[BEGIN]

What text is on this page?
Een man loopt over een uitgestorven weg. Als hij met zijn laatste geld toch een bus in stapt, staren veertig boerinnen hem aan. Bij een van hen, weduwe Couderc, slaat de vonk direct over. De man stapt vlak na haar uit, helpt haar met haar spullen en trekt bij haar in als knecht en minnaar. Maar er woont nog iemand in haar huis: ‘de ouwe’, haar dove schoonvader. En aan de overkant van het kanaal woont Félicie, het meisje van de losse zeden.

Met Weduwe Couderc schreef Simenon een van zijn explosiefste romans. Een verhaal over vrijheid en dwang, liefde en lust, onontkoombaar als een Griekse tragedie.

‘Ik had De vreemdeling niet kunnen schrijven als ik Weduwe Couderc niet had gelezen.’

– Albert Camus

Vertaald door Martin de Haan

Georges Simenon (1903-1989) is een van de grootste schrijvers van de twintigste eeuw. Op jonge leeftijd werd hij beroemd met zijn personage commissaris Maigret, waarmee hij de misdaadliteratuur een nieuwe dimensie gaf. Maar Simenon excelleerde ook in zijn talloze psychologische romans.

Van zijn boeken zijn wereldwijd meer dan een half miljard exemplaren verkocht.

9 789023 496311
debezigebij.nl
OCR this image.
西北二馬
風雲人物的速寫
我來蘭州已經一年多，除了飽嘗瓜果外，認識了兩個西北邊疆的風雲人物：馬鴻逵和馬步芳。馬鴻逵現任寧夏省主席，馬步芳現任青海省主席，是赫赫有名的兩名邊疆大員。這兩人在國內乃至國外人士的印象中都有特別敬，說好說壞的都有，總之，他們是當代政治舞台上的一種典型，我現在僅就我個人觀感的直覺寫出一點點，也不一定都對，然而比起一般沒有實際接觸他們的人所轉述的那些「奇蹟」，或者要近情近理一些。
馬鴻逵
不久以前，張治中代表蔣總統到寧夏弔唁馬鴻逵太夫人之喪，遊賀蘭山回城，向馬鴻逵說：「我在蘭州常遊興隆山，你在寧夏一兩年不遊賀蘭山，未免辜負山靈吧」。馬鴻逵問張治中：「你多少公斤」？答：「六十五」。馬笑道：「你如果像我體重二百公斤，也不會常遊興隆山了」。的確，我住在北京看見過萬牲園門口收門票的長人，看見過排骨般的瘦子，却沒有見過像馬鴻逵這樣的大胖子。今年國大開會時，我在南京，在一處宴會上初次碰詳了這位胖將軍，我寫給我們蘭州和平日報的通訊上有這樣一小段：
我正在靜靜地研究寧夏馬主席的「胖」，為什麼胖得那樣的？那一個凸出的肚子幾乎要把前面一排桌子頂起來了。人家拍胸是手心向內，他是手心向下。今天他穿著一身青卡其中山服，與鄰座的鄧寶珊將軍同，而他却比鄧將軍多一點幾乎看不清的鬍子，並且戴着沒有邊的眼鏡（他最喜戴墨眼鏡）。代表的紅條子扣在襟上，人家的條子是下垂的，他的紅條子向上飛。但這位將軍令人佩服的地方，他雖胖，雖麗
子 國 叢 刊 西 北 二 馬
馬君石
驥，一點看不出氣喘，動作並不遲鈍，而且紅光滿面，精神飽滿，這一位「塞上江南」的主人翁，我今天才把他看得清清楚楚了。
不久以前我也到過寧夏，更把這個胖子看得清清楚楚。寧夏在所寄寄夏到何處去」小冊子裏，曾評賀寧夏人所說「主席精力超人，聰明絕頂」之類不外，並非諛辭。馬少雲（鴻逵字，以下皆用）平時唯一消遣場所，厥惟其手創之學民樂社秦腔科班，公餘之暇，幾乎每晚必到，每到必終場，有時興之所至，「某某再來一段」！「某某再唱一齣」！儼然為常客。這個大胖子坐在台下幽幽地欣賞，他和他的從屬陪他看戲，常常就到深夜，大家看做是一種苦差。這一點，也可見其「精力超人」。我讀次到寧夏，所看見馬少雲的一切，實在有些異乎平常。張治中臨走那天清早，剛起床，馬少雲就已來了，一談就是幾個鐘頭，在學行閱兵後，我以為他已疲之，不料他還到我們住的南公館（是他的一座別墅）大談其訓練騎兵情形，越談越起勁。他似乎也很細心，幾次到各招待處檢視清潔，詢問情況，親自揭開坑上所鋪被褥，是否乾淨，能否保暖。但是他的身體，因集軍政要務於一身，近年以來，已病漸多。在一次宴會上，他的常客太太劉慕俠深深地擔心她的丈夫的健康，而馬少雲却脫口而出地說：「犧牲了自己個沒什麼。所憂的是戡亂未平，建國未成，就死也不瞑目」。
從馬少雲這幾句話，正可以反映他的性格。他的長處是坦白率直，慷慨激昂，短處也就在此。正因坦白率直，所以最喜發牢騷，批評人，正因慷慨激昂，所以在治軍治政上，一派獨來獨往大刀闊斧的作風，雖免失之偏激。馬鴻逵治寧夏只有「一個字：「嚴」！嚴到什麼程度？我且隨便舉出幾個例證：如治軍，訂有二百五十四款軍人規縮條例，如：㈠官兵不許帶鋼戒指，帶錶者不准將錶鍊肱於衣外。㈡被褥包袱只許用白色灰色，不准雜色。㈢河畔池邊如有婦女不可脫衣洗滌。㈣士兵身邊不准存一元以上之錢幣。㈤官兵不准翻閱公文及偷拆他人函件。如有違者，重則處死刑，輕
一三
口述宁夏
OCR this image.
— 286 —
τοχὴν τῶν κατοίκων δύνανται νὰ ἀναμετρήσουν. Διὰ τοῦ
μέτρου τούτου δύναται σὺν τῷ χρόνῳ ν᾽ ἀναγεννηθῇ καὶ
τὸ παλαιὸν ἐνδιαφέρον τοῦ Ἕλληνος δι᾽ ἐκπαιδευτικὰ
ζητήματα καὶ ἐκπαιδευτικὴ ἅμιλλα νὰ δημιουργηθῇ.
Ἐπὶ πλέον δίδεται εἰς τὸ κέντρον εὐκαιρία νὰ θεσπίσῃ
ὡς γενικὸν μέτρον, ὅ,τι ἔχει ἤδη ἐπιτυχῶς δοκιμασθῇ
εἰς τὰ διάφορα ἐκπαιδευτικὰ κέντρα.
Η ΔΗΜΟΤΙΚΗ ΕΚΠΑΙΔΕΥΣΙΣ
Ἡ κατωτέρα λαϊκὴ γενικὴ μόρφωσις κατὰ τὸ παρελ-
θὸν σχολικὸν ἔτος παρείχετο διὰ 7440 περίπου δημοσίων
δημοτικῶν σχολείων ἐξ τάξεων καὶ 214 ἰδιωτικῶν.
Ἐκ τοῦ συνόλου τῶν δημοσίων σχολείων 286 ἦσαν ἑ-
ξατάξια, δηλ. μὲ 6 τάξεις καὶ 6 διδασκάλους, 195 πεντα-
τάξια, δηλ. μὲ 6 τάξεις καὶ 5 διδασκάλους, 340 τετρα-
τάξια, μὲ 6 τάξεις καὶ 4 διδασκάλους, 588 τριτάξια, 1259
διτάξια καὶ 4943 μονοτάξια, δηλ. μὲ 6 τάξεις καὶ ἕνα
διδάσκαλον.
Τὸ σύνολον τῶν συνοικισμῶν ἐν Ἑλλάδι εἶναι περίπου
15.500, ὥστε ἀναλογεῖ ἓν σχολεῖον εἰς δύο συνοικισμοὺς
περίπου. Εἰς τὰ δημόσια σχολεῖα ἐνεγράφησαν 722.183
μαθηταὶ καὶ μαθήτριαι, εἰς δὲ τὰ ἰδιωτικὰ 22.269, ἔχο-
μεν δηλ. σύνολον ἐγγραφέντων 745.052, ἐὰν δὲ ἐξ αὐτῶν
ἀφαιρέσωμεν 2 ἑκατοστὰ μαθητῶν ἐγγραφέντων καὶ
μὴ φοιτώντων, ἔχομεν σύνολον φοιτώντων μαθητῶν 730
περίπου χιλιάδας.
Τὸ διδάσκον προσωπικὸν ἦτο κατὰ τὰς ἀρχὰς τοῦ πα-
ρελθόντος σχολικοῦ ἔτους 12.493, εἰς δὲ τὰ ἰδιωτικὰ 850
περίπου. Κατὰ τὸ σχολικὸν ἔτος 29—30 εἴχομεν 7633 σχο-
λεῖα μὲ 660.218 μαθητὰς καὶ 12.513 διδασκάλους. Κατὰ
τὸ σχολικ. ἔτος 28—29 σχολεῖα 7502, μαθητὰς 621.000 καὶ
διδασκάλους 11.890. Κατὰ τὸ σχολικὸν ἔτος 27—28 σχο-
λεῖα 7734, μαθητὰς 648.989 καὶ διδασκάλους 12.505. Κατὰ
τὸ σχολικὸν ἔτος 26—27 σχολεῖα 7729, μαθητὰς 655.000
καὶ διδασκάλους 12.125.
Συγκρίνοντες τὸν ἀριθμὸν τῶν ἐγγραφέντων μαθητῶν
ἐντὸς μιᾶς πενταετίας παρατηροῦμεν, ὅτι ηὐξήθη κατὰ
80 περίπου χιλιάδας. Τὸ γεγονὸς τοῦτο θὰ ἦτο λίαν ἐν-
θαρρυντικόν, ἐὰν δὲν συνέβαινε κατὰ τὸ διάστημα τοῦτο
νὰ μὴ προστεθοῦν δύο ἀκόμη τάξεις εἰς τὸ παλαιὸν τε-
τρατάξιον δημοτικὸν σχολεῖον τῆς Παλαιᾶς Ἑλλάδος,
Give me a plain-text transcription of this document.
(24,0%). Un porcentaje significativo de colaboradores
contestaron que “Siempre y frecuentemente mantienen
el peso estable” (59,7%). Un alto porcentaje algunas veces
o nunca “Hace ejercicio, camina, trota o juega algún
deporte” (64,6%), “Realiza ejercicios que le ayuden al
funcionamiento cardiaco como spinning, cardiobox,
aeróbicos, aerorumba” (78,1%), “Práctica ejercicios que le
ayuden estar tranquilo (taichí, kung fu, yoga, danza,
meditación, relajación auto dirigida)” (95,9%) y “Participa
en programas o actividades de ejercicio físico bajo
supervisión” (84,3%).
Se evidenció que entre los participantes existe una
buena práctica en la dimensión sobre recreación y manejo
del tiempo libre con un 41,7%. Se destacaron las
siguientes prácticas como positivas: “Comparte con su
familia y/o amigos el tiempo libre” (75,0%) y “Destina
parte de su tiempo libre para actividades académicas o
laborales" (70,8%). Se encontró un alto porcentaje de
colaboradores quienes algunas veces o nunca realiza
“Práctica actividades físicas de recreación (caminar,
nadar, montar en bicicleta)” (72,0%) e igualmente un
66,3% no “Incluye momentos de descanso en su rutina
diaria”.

[END]

GOAL OF THE EXERCISE ->
Among the entries above, identify all lines with "ayuden" and copy them.

RESULT OF THIS EXERCISE ->
deporte” (64,6%), “Realiza ejercicios que le ayuden al
ayuden estar tranquilo (taichí, kung fu, yoga, danza,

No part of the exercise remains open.